Work required -> Beneath this task is a listing; retype all of it exactly.

+---+

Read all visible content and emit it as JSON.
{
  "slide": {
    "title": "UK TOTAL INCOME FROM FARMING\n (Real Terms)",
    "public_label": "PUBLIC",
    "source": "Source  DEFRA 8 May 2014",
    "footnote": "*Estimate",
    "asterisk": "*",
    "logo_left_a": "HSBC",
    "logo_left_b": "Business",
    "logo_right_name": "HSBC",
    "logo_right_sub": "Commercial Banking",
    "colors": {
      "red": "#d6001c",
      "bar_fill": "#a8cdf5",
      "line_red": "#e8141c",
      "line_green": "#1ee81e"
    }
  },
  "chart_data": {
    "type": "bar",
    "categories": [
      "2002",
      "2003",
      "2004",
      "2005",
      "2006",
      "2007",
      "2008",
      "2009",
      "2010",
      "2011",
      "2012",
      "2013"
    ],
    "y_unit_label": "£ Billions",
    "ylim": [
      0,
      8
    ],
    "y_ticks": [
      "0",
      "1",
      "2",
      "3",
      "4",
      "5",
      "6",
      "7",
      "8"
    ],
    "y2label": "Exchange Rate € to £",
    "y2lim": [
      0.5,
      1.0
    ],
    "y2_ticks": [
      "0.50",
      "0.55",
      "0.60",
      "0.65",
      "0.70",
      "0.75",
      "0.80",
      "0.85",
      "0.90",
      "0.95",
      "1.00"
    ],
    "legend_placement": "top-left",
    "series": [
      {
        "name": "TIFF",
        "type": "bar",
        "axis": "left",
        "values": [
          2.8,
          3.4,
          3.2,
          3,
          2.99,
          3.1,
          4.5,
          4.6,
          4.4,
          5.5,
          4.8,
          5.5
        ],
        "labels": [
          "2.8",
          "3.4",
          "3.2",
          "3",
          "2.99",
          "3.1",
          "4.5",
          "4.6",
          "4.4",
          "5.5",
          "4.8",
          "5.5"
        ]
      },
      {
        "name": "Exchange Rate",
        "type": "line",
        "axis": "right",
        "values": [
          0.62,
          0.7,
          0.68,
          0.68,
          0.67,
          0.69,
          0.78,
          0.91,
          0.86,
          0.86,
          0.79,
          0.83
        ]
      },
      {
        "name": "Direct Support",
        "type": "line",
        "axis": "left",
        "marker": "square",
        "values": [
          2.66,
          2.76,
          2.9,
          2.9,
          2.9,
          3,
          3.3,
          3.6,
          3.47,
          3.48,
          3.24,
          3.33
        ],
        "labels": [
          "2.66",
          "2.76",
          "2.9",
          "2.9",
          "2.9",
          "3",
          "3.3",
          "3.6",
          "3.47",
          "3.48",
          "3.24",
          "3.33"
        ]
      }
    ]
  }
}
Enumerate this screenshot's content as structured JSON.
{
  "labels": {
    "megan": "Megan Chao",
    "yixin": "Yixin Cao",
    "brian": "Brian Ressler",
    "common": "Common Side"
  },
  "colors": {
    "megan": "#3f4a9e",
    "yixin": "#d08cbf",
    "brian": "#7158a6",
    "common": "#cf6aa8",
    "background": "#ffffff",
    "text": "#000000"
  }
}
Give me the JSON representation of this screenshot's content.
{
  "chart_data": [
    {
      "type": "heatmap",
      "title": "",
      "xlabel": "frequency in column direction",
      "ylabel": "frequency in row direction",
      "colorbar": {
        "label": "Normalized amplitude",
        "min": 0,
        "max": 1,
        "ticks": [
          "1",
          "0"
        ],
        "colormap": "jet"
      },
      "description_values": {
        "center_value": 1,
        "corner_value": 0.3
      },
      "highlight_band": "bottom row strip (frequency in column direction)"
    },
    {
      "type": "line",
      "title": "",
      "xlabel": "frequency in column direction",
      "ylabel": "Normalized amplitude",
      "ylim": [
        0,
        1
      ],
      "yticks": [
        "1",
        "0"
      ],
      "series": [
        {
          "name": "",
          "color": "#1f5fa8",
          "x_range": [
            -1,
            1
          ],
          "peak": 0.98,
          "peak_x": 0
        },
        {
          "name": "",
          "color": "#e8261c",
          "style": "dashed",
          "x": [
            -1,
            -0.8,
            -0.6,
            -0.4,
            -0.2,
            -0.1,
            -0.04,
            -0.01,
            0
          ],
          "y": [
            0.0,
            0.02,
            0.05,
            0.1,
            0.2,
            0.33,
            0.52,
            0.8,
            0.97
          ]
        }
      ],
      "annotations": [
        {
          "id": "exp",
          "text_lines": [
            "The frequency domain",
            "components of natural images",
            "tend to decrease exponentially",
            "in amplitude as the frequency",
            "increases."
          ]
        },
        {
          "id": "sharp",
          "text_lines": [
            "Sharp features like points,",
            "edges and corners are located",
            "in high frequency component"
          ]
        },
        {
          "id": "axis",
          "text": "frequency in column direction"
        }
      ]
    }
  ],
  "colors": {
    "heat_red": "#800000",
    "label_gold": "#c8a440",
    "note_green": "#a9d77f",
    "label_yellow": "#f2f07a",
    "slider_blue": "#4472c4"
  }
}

+---+

Solution to the problem ->
Read all visible content and emit it as JSON.
{
  "slide": {
    "title": "UK TOTAL INCOME FROM FARMING\n (Real Terms)",
    "public_label": "PUBLIC",
    "source": "Source  DEFRA 8 May 2014",
    "footnote": "*Estimate",
    "asterisk": "*",
    "logo_left_a": "HSBC",
    "logo_left_b": "Business",
    "logo_right_name": "HSBC",
    "logo_right_sub": "Commercial Banking",
    "colors": {
      "red": "#d6001c",
      "bar_fill": "#a8cdf5",
      "line_red": "#e8141c",
      "line_green": "#1ee81e"
    }
  },
  "chart_data": {
    "type": "bar",
    "categories": [
      "2002",
      "2003",
      "2004",
      "2005",
      "2006",
      "2007",
      "2008",
      "2009",
      "2010",
      "2011",
      "2012",
      "2013"
    ],
    "y_unit_label": "£ Billions",
    "ylim": [
      0,
      8
    ],
    "y_ticks": [
      "0",
      "1",
      "2",
      "3",
      "4",
      "5",
      "6",
      "7",
      "8"
    ],
    "y2label": "Exchange Rate € to £",
    "y2lim": [
      0.5,
      1.0
    ],
    "y2_ticks": [
      "0.50",
      "0.55",
      "0.60",
      "0.65",
      "0.70",
      "0.75",
      "0.80",
      "0.85",
      "0.90",
      "0.95",
      "1.00"
    ],
    "legend_placement": "top-left",
    "series": [
      {
        "name": "TIFF",
        "type": "bar",
        "axis": "left",
        "values": [
          2.8,
          3.4,
          3.2,
          3,
          2.99,
          3.1,
          4.5,
          4.6,
          4.4,
          5.5,
          4.8,
          5.5
        ],
        "labels": [
          "2.8",
          "3.4",
          "3.2",
          "3",
          "2.99",
          "3.1",
          "4.5",
          "4.6",
          "4.4",
          "5.5",
          "4.8",
          "5.5"
        ]
      },
      {
        "name": "Exchange Rate",
        "type": "line",
        "axis": "right",
        "values": [
          0.62,
          0.7,
          0.68,
          0.68,
          0.67,
          0.69,
          0.78,
          0.91,
          0.86,
          0.86,
          0.79,
          0.83
        ]
      },
      {
        "name": "Direct Support",
        "type": "line",
        "axis": "left",
        "marker": "square",
        "values": [
          2.66,
          2.76,
          2.9,
          2.9,
          2.9,
          3,
          3.3,
          3.6,
          3.47,
          3.48,
          3.24,
          3.33
        ],
        "labels": [
          "2.66",
          "2.76",
          "2.9",
          "2.9",
          "2.9",
          "3",
          "3.3",
          "3.6",
          "3.47",
          "3.48",
          "3.24",
          "3.33"
        ]
      }
    ]
  }
}
Enumerate this screenshot's content as structured JSON.
{
  "labels": {
    "megan": "Megan Chao",
    "yixin": "Yixin Cao",
    "brian": "Brian Ressler",
    "common": "Common Side"
  },
  "colors": {
    "megan": "#3f4a9e",
    "yixin": "#d08cbf",
    "brian": "#7158a6",
    "common": "#cf6aa8",
    "background": "#ffffff",
    "text": "#000000"
  }
}
Give me the JSON representation of this screenshot's content.
{
  "chart_data": [
    {
      "type": "heatmap",
      "title": "",
      "xlabel": "frequency in column direction",
      "ylabel": "frequency in row direction",
      "colorbar": {
        "label": "Normalized amplitude",
        "min": 0,
        "max": 1,
        "ticks": [
          "1",
          "0"
        ],
        "colormap": "jet"
      },
      "description_values": {
        "center_value": 1,
        "corner_value": 0.3
      },
      "highlight_band": "bottom row strip (frequency in column direction)"
    },
    {
      "type": "line",
      "title": "",
      "xlabel": "frequency in column direction",
      "ylabel": "Normalized amplitude",
      "ylim": [
        0,
        1
      ],
      "yticks": [
        "1",
        "0"
      ],
      "series": [
        {
          "name": "",
          "color": "#1f5fa8",
          "x_range": [
            -1,
            1
          ],
          "peak": 0.98,
          "peak_x": 0
        },
        {
          "name": "",
          "color": "#e8261c",
          "style": "dashed",
          "x": [
            -1,
            -0.8,
            -0.6,
            -0.4,
            -0.2,
            -0.1,
            -0.04,
            -0.01,
            0
          ],
          "y": [
            0.0,
            0.02,
            0.05,
            0.1,
            0.2,
            0.33,
            0.52,
            0.8,
            0.97
          ]
        }
      ],
      "annotations": [
        {
          "id": "exp",
          "text_lines": [
            "The frequency domain",
            "components of natural images",
            "tend to decrease exponentially",
            "in amplitude as the frequency",
            "increases."
          ]
        },
        {
          "id": "sharp",
          "text_lines": [
            "Sharp features like points,",
            "edges and corners are located",
            "in high frequency component"
          ]
        },
        {
          "id": "axis",
          "text": "frequency in column direction"
        }
      ]
    }
  ],
  "colors": {
    "heat_red": "#800000",
    "label_gold": "#c8a440",
    "note_green": "#a9d77f",
    "label_yellow": "#f2f07a",
    "slider_blue": "#4472c4"
  }
}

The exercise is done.